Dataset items

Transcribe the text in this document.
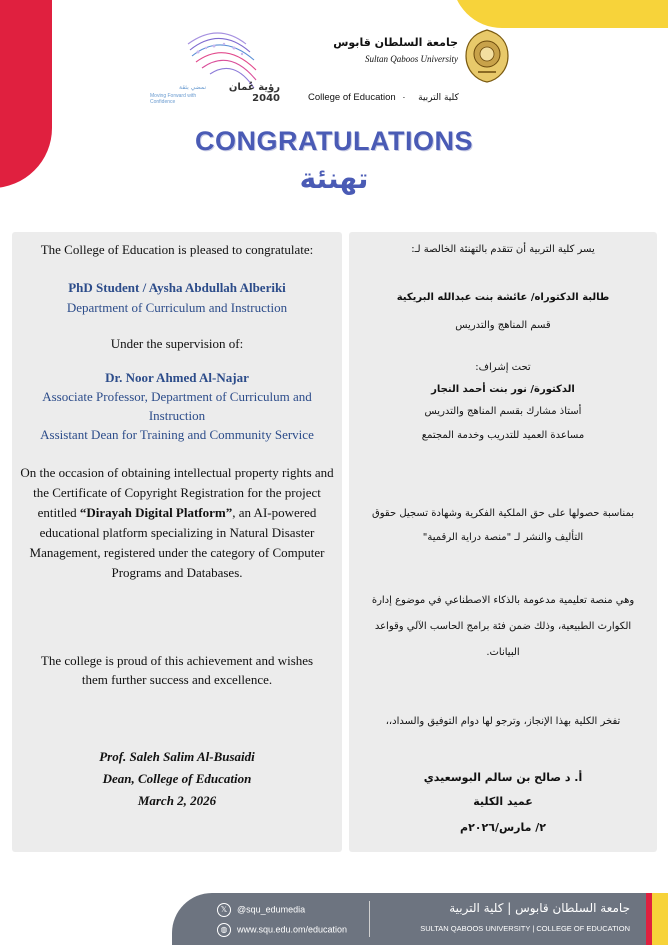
رؤية عُمان 2040
نمضي بثقة
Moving Forward with Confidence
جامعة السلطان قابوس
Sultan Qaboos University
College of Education · كلية التربية
CONGRATULATIONS
تهنئة
The College of Education is pleased to congratulate:
PhD Student / Aysha Abdullah Alberiki
Department of Curriculum and Instruction
Under the supervision of:
Dr. Noor Ahmed Al-Najar
Associate Professor, Department of Curriculum and Instruction
Assistant Dean for Training and Community Service
On the occasion of obtaining intellectual property rights and the Certificate of Copyright Registration for the project entitled “Dirayah Digital Platform”, an AI-powered educational platform specializing in Natural Disaster Management, registered under the category of Computer Programs and Databases.
The college is proud of this achievement and wishes them further success and excellence.
Prof. Saleh Salim Al-Busaidi
Dean, College of Education
March 2, 2026
يسر كلية التربية أن تتقدم بالتهنئة الخالصة لـ:
طالبة الدكتوراه/ عائشة بنت عبدالله البريكية
قسم المناهج والتدريس
تحت إشراف:
الدكتورة/ نور بنت أحمد النجار
أستاذ مشارك بقسم المناهج والتدريس
مساعدة العميد للتدريب وخدمة المجتمع
بمناسبة حصولها على حق الملكية الفكرية وشهادة تسجيل حقوق التأليف والنشر لـ "منصة دراية الرقمية"
وهي منصة تعليمية مدعومة بالذكاء الاصطناعي في موضوع إدارة الكوارث الطبيعية، وذلك ضمن فئة برامج الحاسب الآلي وقواعد البيانات.
تفخر الكلية بهذا الإنجاز، وترجو لها دوام التوفيق والسداد،،
أ. د صالح بن سالم البوسعيدي
عميد الكلية
٢/ مارس/٢٠٢٦م
𝕏 @squ_edumedia
◍ www.squ.edu.om/education
جامعة السلطان قابوس | كلية التربية
SULTAN QABOOS UNIVERSITY | COLLEGE OF EDUCATION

■ WHAT THE TASK ASKS:
Repeat the data exactly, without the pictures.

■ ANSWER FOR THE TASK:
Transcribe the text in this document.
رؤية عُمان 2040
نمضي بثقة
Moving Forward with Confidence
جامعة السلطان قابوس
Sultan Qaboos University
College of Education · كلية التربية
CONGRATULATIONS
تهنئة
The College of Education is pleased to congratulate:
PhD Student / Aysha Abdullah Alberiki
Department of Curriculum and Instruction
Under the supervision of:
Dr. Noor Ahmed Al-Najar
Associate Professor, Department of Curriculum and Instruction
Assistant Dean for Training and Community Service
On the occasion of obtaining intellectual property rights and the Certificate of Copyright Registration for the project entitled “Dirayah Digital Platform”, an AI-powered educational platform specializing in Natural Disaster Management, registered under the category of Computer Programs and Databases.
The college is proud of this achievement and wishes them further success and excellence.
Prof. Saleh Salim Al-Busaidi
Dean, College of Education
March 2, 2026
يسر كلية التربية أن تتقدم بالتهنئة الخالصة لـ:
طالبة الدكتوراه/ عائشة بنت عبدالله البريكية
قسم المناهج والتدريس
تحت إشراف:
الدكتورة/ نور بنت أحمد النجار
أستاذ مشارك بقسم المناهج والتدريس
مساعدة العميد للتدريب وخدمة المجتمع
بمناسبة حصولها على حق الملكية الفكرية وشهادة تسجيل حقوق التأليف والنشر لـ "منصة دراية الرقمية"
وهي منصة تعليمية مدعومة بالذكاء الاصطناعي في موضوع إدارة الكوارث الطبيعية، وذلك ضمن فئة برامج الحاسب الآلي وقواعد البيانات.
تفخر الكلية بهذا الإنجاز، وترجو لها دوام التوفيق والسداد،،
أ. د صالح بن سالم البوسعيدي
عميد الكلية
٢/ مارس/٢٠٢٦م
𝕏 @squ_edumedia
◍ www.squ.edu.om/education
جامعة السلطان قابوس | كلية التربية
SULTAN QABOOS UNIVERSITY | COLLEGE OF EDUCATION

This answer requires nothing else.